• Information given:
* * * * * * * * *

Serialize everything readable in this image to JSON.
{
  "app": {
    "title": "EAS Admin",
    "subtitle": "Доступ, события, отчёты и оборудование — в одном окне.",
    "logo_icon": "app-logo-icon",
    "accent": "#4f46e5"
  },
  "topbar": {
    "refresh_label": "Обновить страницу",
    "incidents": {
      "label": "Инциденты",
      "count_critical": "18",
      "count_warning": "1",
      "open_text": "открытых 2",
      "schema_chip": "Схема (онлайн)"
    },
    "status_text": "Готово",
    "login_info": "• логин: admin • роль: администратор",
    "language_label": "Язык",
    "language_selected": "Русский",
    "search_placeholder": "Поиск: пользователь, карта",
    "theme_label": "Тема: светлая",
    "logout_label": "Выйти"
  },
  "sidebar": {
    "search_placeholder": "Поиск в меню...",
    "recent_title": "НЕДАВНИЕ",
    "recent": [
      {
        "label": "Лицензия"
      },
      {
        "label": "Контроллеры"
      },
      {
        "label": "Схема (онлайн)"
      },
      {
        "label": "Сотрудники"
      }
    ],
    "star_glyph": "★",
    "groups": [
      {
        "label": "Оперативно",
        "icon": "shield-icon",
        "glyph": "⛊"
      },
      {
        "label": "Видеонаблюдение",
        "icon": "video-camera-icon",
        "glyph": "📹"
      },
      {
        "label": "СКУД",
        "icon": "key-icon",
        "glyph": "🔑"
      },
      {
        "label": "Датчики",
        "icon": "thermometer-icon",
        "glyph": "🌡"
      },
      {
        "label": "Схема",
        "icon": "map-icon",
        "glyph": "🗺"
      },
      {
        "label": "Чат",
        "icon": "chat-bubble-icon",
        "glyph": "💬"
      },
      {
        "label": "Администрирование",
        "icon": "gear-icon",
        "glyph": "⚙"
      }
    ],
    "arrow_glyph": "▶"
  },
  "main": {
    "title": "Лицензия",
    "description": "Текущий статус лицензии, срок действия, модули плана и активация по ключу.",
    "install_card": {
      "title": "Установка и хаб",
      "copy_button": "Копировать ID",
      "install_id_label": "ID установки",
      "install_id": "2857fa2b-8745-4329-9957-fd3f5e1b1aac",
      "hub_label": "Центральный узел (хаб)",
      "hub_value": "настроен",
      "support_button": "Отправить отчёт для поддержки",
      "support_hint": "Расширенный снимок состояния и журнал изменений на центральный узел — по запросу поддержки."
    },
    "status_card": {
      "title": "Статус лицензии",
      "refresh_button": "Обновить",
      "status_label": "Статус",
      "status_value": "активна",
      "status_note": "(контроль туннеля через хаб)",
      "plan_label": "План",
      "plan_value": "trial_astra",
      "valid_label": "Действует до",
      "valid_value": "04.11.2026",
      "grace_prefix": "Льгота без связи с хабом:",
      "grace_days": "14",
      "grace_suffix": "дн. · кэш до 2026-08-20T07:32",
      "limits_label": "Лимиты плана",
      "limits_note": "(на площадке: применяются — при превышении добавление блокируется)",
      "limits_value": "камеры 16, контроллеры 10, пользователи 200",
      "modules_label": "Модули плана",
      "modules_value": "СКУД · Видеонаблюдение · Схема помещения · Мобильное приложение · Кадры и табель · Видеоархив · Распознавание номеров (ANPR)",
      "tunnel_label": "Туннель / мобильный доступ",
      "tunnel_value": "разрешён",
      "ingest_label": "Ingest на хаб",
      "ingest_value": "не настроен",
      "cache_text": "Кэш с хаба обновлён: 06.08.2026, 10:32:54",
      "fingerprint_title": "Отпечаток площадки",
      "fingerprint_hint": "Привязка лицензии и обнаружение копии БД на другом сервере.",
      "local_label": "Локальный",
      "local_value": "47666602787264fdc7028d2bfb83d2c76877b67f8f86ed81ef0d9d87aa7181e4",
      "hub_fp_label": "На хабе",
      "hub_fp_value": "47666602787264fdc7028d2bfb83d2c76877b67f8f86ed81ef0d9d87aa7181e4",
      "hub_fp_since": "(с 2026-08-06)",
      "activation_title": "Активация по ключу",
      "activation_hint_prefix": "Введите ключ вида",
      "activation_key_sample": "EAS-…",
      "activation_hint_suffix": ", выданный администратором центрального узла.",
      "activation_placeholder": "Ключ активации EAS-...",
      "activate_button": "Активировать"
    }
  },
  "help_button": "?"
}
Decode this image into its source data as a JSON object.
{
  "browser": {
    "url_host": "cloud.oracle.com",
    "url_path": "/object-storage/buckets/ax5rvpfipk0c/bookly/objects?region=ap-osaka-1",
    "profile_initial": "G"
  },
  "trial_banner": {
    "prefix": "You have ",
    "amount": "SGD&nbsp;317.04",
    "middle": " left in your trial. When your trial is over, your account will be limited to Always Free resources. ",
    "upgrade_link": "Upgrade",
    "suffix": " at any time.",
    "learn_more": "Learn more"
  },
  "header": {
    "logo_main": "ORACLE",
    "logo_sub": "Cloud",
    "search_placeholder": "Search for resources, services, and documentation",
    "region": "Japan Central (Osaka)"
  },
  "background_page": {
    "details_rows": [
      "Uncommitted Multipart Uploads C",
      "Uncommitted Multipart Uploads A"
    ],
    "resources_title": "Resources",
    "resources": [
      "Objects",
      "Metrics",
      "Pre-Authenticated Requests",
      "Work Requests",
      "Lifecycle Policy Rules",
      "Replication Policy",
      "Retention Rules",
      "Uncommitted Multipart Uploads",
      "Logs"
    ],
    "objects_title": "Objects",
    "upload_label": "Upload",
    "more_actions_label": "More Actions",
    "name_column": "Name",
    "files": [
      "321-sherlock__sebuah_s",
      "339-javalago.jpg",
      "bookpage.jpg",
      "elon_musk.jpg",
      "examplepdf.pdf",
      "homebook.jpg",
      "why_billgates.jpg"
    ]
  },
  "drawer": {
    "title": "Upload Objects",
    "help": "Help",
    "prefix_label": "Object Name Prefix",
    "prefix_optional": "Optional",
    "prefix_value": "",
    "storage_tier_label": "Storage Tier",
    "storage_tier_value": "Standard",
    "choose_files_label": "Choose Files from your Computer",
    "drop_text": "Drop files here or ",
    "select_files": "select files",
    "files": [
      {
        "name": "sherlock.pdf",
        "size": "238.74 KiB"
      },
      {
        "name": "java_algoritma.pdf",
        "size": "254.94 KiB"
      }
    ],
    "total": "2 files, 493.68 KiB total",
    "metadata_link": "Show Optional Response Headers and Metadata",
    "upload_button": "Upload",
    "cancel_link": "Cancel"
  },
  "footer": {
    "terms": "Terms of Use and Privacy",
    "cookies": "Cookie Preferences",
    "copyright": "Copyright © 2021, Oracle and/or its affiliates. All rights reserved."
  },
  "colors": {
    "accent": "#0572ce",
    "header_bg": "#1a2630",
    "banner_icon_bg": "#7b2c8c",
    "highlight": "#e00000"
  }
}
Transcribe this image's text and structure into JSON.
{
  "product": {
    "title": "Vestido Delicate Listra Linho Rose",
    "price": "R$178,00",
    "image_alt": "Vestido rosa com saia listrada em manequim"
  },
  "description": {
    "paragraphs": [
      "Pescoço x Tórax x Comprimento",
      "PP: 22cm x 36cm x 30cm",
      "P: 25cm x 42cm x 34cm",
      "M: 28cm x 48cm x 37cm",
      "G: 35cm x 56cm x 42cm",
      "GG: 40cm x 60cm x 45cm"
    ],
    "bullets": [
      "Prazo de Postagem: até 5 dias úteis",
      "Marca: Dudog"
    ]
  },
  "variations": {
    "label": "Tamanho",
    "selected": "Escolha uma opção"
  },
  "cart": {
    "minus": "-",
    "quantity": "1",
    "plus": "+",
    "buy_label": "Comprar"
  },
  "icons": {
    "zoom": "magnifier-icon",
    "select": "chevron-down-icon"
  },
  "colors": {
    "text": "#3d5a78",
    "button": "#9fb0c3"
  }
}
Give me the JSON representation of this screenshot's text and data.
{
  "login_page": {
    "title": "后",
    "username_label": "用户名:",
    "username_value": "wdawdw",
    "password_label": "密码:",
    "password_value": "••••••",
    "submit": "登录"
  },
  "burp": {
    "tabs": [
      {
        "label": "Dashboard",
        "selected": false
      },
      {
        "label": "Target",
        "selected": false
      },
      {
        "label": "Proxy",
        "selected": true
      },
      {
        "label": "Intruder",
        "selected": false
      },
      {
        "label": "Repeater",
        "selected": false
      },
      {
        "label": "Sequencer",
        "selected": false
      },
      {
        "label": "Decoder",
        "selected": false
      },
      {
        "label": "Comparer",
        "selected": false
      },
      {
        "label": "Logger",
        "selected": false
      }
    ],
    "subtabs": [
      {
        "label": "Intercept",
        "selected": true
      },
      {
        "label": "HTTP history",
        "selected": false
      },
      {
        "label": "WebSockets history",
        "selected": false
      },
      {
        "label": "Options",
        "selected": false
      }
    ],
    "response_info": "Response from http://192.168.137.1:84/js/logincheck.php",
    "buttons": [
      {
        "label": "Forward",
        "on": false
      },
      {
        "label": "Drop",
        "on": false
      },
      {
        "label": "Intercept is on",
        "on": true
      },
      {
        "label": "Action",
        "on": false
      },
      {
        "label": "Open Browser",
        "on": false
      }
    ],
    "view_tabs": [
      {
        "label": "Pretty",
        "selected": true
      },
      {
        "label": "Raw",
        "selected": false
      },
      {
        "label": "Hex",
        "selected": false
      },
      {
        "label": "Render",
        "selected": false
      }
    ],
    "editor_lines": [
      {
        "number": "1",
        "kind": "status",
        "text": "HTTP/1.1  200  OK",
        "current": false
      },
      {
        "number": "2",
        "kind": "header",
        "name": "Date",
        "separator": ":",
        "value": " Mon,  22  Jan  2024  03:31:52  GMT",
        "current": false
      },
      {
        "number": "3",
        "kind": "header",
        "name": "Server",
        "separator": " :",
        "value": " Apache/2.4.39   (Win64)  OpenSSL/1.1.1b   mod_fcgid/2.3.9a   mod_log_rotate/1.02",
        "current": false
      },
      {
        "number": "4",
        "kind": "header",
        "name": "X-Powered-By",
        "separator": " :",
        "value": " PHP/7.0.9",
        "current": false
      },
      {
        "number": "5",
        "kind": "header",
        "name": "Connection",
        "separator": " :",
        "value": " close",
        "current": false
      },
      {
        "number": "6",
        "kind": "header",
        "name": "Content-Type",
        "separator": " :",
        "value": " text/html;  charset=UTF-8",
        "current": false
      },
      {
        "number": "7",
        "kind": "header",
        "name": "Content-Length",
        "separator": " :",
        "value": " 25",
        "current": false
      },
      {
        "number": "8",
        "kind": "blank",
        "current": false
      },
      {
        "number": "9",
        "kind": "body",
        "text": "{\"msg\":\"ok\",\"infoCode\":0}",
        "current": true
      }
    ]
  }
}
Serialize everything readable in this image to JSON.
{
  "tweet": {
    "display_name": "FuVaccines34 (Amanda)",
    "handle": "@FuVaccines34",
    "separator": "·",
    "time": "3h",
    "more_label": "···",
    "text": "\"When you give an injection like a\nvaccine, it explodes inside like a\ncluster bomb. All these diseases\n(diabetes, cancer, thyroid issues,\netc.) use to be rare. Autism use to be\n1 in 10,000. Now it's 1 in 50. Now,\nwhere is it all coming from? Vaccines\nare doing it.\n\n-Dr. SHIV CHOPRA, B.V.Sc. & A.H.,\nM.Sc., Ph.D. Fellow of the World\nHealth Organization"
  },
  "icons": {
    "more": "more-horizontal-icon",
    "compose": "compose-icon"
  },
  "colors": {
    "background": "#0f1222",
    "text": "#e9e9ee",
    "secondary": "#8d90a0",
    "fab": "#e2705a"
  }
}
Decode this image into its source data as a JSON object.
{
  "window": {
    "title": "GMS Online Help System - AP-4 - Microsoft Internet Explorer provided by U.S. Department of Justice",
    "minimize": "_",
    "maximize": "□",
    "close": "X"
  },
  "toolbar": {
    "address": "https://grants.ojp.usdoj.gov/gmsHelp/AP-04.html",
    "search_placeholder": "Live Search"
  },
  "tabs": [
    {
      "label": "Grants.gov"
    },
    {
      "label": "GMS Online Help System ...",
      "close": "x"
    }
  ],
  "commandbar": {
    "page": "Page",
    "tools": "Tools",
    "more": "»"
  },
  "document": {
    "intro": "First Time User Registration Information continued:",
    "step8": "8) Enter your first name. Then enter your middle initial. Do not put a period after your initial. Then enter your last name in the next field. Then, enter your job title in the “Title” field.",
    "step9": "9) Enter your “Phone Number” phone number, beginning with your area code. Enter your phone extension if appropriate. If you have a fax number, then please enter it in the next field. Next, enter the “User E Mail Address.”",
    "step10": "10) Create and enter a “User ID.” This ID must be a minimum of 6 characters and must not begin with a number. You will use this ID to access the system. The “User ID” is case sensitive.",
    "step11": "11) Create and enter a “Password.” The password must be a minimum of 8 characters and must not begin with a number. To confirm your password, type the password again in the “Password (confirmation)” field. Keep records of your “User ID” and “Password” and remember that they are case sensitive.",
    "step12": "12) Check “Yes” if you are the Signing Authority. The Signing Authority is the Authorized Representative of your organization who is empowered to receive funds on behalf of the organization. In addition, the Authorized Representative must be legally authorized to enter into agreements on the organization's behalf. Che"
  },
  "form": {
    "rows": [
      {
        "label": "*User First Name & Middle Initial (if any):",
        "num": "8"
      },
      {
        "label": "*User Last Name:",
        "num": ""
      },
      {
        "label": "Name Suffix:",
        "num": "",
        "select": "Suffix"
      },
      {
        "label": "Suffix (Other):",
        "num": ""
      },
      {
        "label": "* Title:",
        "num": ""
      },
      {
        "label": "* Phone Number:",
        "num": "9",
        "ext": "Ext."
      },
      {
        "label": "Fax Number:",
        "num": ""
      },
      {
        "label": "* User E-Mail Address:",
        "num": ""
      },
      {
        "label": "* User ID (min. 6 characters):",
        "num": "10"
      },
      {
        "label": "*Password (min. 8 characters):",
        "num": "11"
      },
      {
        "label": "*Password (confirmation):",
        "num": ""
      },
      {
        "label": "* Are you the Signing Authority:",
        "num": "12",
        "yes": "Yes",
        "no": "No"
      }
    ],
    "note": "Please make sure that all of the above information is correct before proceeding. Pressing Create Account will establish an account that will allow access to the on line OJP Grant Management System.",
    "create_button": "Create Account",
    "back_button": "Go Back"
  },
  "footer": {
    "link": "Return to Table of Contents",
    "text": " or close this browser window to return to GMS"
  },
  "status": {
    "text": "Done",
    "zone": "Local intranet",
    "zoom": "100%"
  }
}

* * * * * * * * *

• Task statement:
Show all lines in the entries above where the string "Mail" appears.

• Correct result:
    "step9": "9) Enter your “Phone Number” phone number, beginning with your area code. Enter your phone extension if appropriate. If you have a fax number, then please enter it in the next field. Next, enter the “User E Mail Address.”",
        "label": "* User E-Mail Address:",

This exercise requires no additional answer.